*DIRECTIVE*: Repeat all entries exactly.

** Start of DATA IN THIS EXERCISE **

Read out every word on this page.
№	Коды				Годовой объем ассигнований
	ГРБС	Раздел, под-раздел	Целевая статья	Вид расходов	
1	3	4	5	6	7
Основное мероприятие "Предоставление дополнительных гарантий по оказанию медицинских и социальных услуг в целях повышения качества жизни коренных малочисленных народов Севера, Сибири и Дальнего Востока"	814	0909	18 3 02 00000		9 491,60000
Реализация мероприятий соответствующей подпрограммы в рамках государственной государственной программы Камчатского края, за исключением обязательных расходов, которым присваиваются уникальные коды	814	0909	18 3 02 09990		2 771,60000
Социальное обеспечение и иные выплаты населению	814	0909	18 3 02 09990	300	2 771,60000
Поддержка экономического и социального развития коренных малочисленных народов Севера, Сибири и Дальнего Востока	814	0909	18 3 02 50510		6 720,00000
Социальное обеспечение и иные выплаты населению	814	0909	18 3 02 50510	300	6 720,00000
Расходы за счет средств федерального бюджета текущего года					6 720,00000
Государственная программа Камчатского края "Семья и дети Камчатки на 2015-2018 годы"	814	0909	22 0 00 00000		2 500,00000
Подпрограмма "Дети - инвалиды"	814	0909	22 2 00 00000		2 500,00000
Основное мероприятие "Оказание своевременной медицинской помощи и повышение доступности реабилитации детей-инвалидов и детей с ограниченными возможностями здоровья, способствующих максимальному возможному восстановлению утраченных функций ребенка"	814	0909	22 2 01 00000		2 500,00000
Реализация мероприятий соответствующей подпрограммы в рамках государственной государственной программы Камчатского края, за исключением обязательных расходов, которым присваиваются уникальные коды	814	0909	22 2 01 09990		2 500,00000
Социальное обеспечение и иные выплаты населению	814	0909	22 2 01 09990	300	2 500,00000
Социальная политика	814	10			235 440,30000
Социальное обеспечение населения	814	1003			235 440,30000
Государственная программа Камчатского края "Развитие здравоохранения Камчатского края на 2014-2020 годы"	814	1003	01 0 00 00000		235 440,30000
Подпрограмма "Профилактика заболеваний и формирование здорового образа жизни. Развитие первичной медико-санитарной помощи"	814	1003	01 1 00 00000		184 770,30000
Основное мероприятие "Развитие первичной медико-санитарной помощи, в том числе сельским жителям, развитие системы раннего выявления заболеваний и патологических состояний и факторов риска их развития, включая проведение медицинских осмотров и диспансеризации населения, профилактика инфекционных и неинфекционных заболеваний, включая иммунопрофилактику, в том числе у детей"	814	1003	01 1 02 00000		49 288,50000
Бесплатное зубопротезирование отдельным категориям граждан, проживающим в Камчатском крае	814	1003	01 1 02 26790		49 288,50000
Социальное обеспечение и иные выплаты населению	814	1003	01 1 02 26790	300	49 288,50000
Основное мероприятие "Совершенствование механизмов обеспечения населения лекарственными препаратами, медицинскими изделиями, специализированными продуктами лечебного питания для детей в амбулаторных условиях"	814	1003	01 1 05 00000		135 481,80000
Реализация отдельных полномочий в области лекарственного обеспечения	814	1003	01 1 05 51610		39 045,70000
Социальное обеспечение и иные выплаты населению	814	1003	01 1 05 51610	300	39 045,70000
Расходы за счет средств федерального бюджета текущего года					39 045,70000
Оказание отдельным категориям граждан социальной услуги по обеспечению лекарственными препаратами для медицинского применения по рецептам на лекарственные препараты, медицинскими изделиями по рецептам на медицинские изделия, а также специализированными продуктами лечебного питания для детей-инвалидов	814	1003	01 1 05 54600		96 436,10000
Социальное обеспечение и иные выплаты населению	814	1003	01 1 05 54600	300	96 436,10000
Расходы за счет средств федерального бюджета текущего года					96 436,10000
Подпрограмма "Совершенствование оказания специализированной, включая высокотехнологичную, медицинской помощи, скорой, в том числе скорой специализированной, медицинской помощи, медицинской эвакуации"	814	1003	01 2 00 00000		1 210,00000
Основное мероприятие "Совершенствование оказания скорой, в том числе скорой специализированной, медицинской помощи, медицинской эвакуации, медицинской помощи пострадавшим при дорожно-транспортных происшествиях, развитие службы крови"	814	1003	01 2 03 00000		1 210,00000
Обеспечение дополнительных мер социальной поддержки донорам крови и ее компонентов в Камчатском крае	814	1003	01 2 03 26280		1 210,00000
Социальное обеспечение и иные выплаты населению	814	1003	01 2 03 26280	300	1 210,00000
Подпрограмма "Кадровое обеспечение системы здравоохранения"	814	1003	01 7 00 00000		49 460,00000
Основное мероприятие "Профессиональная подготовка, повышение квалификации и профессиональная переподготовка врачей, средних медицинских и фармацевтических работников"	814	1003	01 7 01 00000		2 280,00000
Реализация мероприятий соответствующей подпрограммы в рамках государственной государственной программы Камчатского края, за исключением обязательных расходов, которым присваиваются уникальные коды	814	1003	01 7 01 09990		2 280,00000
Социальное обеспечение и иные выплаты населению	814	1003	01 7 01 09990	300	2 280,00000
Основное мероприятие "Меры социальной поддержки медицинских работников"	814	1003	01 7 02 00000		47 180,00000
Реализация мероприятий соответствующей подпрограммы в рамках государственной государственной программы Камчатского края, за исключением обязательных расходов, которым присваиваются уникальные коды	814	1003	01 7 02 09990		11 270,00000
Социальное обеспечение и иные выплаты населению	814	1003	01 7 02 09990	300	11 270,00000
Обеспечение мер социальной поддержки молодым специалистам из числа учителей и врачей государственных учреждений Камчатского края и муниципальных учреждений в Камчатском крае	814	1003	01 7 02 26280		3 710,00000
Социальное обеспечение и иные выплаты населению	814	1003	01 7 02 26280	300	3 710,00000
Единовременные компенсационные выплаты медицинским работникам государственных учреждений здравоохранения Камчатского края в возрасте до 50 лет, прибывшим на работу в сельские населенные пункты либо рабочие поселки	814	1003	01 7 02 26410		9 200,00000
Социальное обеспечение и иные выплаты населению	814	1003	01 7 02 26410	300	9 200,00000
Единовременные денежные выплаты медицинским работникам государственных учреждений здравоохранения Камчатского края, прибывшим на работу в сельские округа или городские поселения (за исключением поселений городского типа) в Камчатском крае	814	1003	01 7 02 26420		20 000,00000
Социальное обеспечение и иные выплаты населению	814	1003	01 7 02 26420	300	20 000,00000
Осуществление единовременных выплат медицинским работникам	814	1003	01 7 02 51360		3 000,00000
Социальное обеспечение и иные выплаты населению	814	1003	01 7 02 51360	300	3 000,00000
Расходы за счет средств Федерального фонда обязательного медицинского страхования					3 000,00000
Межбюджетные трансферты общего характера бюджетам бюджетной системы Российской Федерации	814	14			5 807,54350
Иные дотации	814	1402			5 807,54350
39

** End of DATA IN THIS EXERCISE **

*SOLUTION TO THE PROBLEM*:
Read out every word on this page.
№	Коды				Годовой объем ассигнований
	ГРБС	Раздел, под-раздел	Целевая статья	Вид расходов	
1	3	4	5	6	7
Основное мероприятие "Предоставление дополнительных гарантий по оказанию медицинских и социальных услуг в целях повышения качества жизни коренных малочисленных народов Севера, Сибири и Дальнего Востока"	814	0909	18 3 02 00000		9 491,60000
Реализация мероприятий соответствующей подпрограммы в рамках государственной государственной программы Камчатского края, за исключением обязательных расходов, которым присваиваются уникальные коды	814	0909	18 3 02 09990		2 771,60000
Социальное обеспечение и иные выплаты населению	814	0909	18 3 02 09990	300	2 771,60000
Поддержка экономического и социального развития коренных малочисленных народов Севера, Сибири и Дальнего Востока	814	0909	18 3 02 50510		6 720,00000
Социальное обеспечение и иные выплаты населению	814	0909	18 3 02 50510	300	6 720,00000
Расходы за счет средств федерального бюджета текущего года					6 720,00000
Государственная программа Камчатского края "Семья и дети Камчатки на 2015-2018 годы"	814	0909	22 0 00 00000		2 500,00000
Подпрограмма "Дети - инвалиды"	814	0909	22 2 00 00000		2 500,00000
Основное мероприятие "Оказание своевременной медицинской помощи и повышение доступности реабилитации детей-инвалидов и детей с ограниченными возможностями здоровья, способствующих максимальному возможному восстановлению утраченных функций ребенка"	814	0909	22 2 01 00000		2 500,00000
Реализация мероприятий соответствующей подпрограммы в рамках государственной государственной программы Камчатского края, за исключением обязательных расходов, которым присваиваются уникальные коды	814	0909	22 2 01 09990		2 500,00000
Социальное обеспечение и иные выплаты населению	814	0909	22 2 01 09990	300	2 500,00000
Социальная политика	814	10			235 440,30000
Социальное обеспечение населения	814	1003			235 440,30000
Государственная программа Камчатского края "Развитие здравоохранения Камчатского края на 2014-2020 годы"	814	1003	01 0 00 00000		235 440,30000
Подпрограмма "Профилактика заболеваний и формирование здорового образа жизни. Развитие первичной медико-санитарной помощи"	814	1003	01 1 00 00000		184 770,30000
Основное мероприятие "Развитие первичной медико-санитарной помощи, в том числе сельским жителям, развитие системы раннего выявления заболеваний и патологических состояний и факторов риска их развития, включая проведение медицинских осмотров и диспансеризации населения, профилактика инфекционных и неинфекционных заболеваний, включая иммунопрофилактику, в том числе у детей"	814	1003	01 1 02 00000		49 288,50000
Бесплатное зубопротезирование отдельным категориям граждан, проживающим в Камчатском крае	814	1003	01 1 02 26790		49 288,50000
Социальное обеспечение и иные выплаты населению	814	1003	01 1 02 26790	300	49 288,50000
Основное мероприятие "Совершенствование механизмов обеспечения населения лекарственными препаратами, медицинскими изделиями, специализированными продуктами лечебного питания для детей в амбулаторных условиях"	814	1003	01 1 05 00000		135 481,80000
Реализация отдельных полномочий в области лекарственного обеспечения	814	1003	01 1 05 51610		39 045,70000
Социальное обеспечение и иные выплаты населению	814	1003	01 1 05 51610	300	39 045,70000
Расходы за счет средств федерального бюджета текущего года					39 045,70000
Оказание отдельным категориям граждан социальной услуги по обеспечению лекарственными препаратами для медицинского применения по рецептам на лекарственные препараты, медицинскими изделиями по рецептам на медицинские изделия, а также специализированными продуктами лечебного питания для детей-инвалидов	814	1003	01 1 05 54600		96 436,10000
Социальное обеспечение и иные выплаты населению	814	1003	01 1 05 54600	300	96 436,10000
Расходы за счет средств федерального бюджета текущего года					96 436,10000
Подпрограмма "Совершенствование оказания специализированной, включая высокотехнологичную, медицинской помощи, скорой, в том числе скорой специализированной, медицинской помощи, медицинской эвакуации"	814	1003	01 2 00 00000		1 210,00000
Основное мероприятие "Совершенствование оказания скорой, в том числе скорой специализированной, медицинской помощи, медицинской эвакуации, медицинской помощи пострадавшим при дорожно-транспортных происшествиях, развитие службы крови"	814	1003	01 2 03 00000		1 210,00000
Обеспечение дополнительных мер социальной поддержки донорам крови и ее компонентов в Камчатском крае	814	1003	01 2 03 26280		1 210,00000
Социальное обеспечение и иные выплаты населению	814	1003	01 2 03 26280	300	1 210,00000
Подпрограмма "Кадровое обеспечение системы здравоохранения"	814	1003	01 7 00 00000		49 460,00000
Основное мероприятие "Профессиональная подготовка, повышение квалификации и профессиональная переподготовка врачей, средних медицинских и фармацевтических работников"	814	1003	01 7 01 00000		2 280,00000
Реализация мероприятий соответствующей подпрограммы в рамках государственной государственной программы Камчатского края, за исключением обязательных расходов, которым присваиваются уникальные коды	814	1003	01 7 01 09990		2 280,00000
Социальное обеспечение и иные выплаты населению	814	1003	01 7 01 09990	300	2 280,00000
Основное мероприятие "Меры социальной поддержки медицинских работников"	814	1003	01 7 02 00000		47 180,00000
Реализация мероприятий соответствующей подпрограммы в рамках государственной государственной программы Камчатского края, за исключением обязательных расходов, которым присваиваются уникальные коды	814	1003	01 7 02 09990		11 270,00000
Социальное обеспечение и иные выплаты населению	814	1003	01 7 02 09990	300	11 270,00000
Обеспечение мер социальной поддержки молодым специалистам из числа учителей и врачей государственных учреждений Камчатского края и муниципальных учреждений в Камчатском крае	814	1003	01 7 02 26280		3 710,00000
Социальное обеспечение и иные выплаты населению	814	1003	01 7 02 26280	300	3 710,00000
Единовременные компенсационные выплаты медицинским работникам государственных учреждений здравоохранения Камчатского края в возрасте до 50 лет, прибывшим на работу в сельские населенные пункты либо рабочие поселки	814	1003	01 7 02 26410		9 200,00000
Социальное обеспечение и иные выплаты населению	814	1003	01 7 02 26410	300	9 200,00000
Единовременные денежные выплаты медицинским работникам государственных учреждений здравоохранения Камчатского края, прибывшим на работу в сельские округа или городские поселения (за исключением поселений городского типа) в Камчатском крае	814	1003	01 7 02 26420		20 000,00000
Социальное обеспечение и иные выплаты населению	814	1003	01 7 02 26420	300	20 000,00000
Осуществление единовременных выплат медицинским работникам	814	1003	01 7 02 51360		3 000,00000
Социальное обеспечение и иные выплаты населению	814	1003	01 7 02 51360	300	3 000,00000
Расходы за счет средств Федерального фонда обязательного медицинского страхования					3 000,00000
Межбюджетные трансферты общего характера бюджетам бюджетной системы Российской Федерации	814	14			5 807,54350
Иные дотации	814	1402			5 807,54350
39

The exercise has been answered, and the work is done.